:: Text ::
________________________________________

DMRI Improving food safety

by Editor fleischwirtschaft.com
Wednesday, September 25, 2019
Photo: DMRI

DMRI is launching a new management tool for monitoring the hygiene level in slaughterhouses and on production sites.

The tool offers a systematic review of the hygiene level for overall improvement and thereby control of unwanted bacteria. From time to time bacteria e.g. Salmonella, Listeria and E. coli are a problem in the food industry because these bacteria can cause illness to the consumer.

“The international meat industry has become more aware of these problems and is looking for solutions to improve the hygiene level. By introducing the food safety management tool, we offer the industry a well-documented solution that can help maintain focus on production hygiene, cleaning processes and the handling of carcasses that are critical areas of contamination,” says Claus Hindborg Christensen, Project Manager, Food Safety, DMRI.

The systematic approach of the tool can be used in slaughterhouses, meat production sites and food production plants in general. It is based on verified checklists that help slaughterhouses and production sites identify critical areas and subsequent implement continued and systematic monitoring of the hygiene level.

The ongoing focus on hygiene is key to control unwanted bacteria. Although, procedures have been written down and are known to the employees they are not always followed.

The food safety management tool is developed based on many years of experience supporting the Nordic meat industry. Today, the Danish pork industry is one of the largest exporters in the world and is recognized for the high level of food safety. 

“In Denmark, we have worked continuously with improving hygiene levels for many years and therefore, we know how bacteria travel around in a production plant. We have found, that production hygiene and the following cleaning process are the two key factors that have a critical effect on hygiene, shelf life and food safety, and this also apply to the food industry globally,” says Claus Hindborg Christensen.

________________________________________

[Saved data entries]
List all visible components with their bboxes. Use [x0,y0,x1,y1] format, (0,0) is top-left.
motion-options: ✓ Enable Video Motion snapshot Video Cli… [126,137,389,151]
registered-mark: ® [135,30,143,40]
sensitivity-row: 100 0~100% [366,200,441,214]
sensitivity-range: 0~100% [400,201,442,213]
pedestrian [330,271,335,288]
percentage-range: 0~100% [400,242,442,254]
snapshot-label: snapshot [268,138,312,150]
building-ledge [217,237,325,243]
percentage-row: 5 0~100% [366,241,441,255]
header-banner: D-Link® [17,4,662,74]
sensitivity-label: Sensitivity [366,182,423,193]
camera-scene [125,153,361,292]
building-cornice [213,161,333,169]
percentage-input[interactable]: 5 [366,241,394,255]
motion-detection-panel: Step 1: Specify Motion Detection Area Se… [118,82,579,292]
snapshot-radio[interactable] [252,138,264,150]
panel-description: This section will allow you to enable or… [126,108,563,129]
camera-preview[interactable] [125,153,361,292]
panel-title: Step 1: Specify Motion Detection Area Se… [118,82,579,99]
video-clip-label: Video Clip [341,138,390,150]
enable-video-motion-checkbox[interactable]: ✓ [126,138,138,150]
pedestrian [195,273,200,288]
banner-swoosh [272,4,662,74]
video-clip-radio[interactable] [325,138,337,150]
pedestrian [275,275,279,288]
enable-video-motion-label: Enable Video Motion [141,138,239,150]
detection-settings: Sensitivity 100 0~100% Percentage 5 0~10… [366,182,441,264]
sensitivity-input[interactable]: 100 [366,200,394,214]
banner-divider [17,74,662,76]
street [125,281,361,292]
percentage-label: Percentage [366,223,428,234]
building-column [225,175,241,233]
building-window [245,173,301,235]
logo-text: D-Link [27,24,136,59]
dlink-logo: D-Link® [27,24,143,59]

________________________________________

:: Questions ::
1. For the food safety article, decide whether each statement agrees with it: (a) the tool can be used only in slaughterhouses, (b) the tool is based on verified checklists, (c) employees always follow written procedures. Answer yes or no for each, quoting the words of the article that settle it.
2. Retype the part of the food safety article starting at "The systematic approach" and ending at "of food safety.".
3. List every bacterium named in the food safety article.

:: Replies ::
1.
(a) No: "The systematic approach of the tool can be used in slaughterhouses, meat production sites and food production plants in general."
(b) Yes: "It is based on verified checklists"
(c) No: "Although, procedures have been written down and are known to the employees they are not always followed."

2.
The systematic approach of the tool can be used in slaughterhouses, meat production sites and food production plants in general. It is based on verified checklists that help slaughterhouses and production sites identify critical areas and subsequent implement continued and systematic monitoring of the hygiene level.

The ongoing focus on hygiene is key to control unwanted bacteria. Although, procedures have been written down and are known to the employees they are not always followed.

The food safety management tool is developed based on many years of experience supporting the Nordic meat industry. Today, the Danish pork industry is one of the largest exporters in the world and is recognized for the high level of food safety.

3. Salmonella, Listeria, E. coli